§ **DATA PROVIDED**:
-- start --
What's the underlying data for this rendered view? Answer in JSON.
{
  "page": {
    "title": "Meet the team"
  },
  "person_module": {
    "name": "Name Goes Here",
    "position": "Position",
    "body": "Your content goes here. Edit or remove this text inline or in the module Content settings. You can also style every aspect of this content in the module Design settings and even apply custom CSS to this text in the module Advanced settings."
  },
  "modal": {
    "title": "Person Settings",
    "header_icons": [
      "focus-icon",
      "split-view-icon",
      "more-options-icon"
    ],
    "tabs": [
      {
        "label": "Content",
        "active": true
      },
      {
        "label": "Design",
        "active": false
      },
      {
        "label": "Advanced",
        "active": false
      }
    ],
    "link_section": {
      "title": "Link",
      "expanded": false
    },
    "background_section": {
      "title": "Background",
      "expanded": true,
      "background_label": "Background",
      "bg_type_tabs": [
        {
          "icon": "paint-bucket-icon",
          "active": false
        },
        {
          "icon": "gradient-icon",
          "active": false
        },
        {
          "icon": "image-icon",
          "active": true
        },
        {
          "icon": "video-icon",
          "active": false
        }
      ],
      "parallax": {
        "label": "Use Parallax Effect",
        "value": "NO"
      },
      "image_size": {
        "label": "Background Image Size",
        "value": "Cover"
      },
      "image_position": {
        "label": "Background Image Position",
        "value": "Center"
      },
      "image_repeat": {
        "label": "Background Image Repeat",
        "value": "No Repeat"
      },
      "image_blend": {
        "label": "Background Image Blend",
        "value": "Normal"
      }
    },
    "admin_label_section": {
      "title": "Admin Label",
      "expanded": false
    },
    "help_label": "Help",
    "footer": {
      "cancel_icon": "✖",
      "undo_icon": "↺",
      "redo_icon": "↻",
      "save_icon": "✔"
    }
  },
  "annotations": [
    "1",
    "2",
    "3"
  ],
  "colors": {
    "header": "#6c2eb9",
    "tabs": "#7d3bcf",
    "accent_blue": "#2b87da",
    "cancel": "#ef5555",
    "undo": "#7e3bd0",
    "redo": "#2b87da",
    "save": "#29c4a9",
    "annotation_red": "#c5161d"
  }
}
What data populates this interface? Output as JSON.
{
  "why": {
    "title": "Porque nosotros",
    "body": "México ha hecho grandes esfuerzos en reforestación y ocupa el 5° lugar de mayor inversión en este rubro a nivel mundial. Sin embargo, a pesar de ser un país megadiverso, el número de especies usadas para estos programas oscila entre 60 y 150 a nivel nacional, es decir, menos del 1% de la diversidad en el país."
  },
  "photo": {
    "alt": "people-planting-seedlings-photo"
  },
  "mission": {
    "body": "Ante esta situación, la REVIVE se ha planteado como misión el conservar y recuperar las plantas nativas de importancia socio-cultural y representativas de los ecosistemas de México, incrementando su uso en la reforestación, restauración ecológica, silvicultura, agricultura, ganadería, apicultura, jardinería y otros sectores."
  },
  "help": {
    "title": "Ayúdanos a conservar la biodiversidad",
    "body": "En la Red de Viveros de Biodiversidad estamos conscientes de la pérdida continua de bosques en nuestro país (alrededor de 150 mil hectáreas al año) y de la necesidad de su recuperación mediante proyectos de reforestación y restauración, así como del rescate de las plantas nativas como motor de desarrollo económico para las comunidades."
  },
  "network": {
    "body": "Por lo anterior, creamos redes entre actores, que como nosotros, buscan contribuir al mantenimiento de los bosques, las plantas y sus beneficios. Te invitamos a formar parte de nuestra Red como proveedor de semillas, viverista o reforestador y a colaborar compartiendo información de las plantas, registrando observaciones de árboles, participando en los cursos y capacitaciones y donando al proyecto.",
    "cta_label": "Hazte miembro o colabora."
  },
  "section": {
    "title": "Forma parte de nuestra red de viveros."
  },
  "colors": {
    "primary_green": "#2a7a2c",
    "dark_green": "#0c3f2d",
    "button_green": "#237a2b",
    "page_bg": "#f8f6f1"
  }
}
-- end --
§ **THE REQUEST**: Repeat the material above exactly.

§ **TASK RESULT**:
What's the underlying data for this rendered view? Answer in JSON.
{
  "page": {
    "title": "Meet the team"
  },
  "person_module": {
    "name": "Name Goes Here",
    "position": "Position",
    "body": "Your content goes here. Edit or remove this text inline or in the module Content settings. You can also style every aspect of this content in the module Design settings and even apply custom CSS to this text in the module Advanced settings."
  },
  "modal": {
    "title": "Person Settings",
    "header_icons": [
      "focus-icon",
      "split-view-icon",
      "more-options-icon"
    ],
    "tabs": [
      {
        "label": "Content",
        "active": true
      },
      {
        "label": "Design",
        "active": false
      },
      {
        "label": "Advanced",
        "active": false
      }
    ],
    "link_section": {
      "title": "Link",
      "expanded": false
    },
    "background_section": {
      "title": "Background",
      "expanded": true,
      "background_label": "Background",
      "bg_type_tabs": [
        {
          "icon": "paint-bucket-icon",
          "active": false
        },
        {
          "icon": "gradient-icon",
          "active": false
        },
        {
          "icon": "image-icon",
          "active": true
        },
        {
          "icon": "video-icon",
          "active": false
        }
      ],
      "parallax": {
        "label": "Use Parallax Effect",
        "value": "NO"
      },
      "image_size": {
        "label": "Background Image Size",
        "value": "Cover"
      },
      "image_position": {
        "label": "Background Image Position",
        "value": "Center"
      },
      "image_repeat": {
        "label": "Background Image Repeat",
        "value": "No Repeat"
      },
      "image_blend": {
        "label": "Background Image Blend",
        "value": "Normal"
      }
    },
    "admin_label_section": {
      "title": "Admin Label",
      "expanded": false
    },
    "help_label": "Help",
    "footer": {
      "cancel_icon": "✖",
      "undo_icon": "↺",
      "redo_icon": "↻",
      "save_icon": "✔"
    }
  },
  "annotations": [
    "1",
    "2",
    "3"
  ],
  "colors": {
    "header": "#6c2eb9",
    "tabs": "#7d3bcf",
    "accent_blue": "#2b87da",
    "cancel": "#ef5555",
    "undo": "#7e3bd0",
    "redo": "#2b87da",
    "save": "#29c4a9",
    "annotation_red": "#c5161d"
  }
}
What data populates this interface? Output as JSON.
{
  "why": {
    "title": "Porque nosotros",
    "body": "México ha hecho grandes esfuerzos en reforestación y ocupa el 5° lugar de mayor inversión en este rubro a nivel mundial. Sin embargo, a pesar de ser un país megadiverso, el número de especies usadas para estos programas oscila entre 60 y 150 a nivel nacional, es decir, menos del 1% de la diversidad en el país."
  },
  "photo": {
    "alt": "people-planting-seedlings-photo"
  },
  "mission": {
    "body": "Ante esta situación, la REVIVE se ha planteado como misión el conservar y recuperar las plantas nativas de importancia socio-cultural y representativas de los ecosistemas de México, incrementando su uso en la reforestación, restauración ecológica, silvicultura, agricultura, ganadería, apicultura, jardinería y otros sectores."
  },
  "help": {
    "title": "Ayúdanos a conservar la biodiversidad",
    "body": "En la Red de Viveros de Biodiversidad estamos conscientes de la pérdida continua de bosques en nuestro país (alrededor de 150 mil hectáreas al año) y de la necesidad de su recuperación mediante proyectos de reforestación y restauración, así como del rescate de las plantas nativas como motor de desarrollo económico para las comunidades."
  },
  "network": {
    "body": "Por lo anterior, creamos redes entre actores, que como nosotros, buscan contribuir al mantenimiento de los bosques, las plantas y sus beneficios. Te invitamos a formar parte de nuestra Red como proveedor de semillas, viverista o reforestador y a colaborar compartiendo información de las plantas, registrando observaciones de árboles, participando en los cursos y capacitaciones y donando al proyecto.",
    "cta_label": "Hazte miembro o colabora."
  },
  "section": {
    "title": "Forma parte de nuestra red de viveros."
  },
  "colors": {
    "primary_green": "#2a7a2c",
    "dark_green": "#0c3f2d",
    "button_green": "#237a2b",
    "page_bg": "#f8f6f1"
  }
}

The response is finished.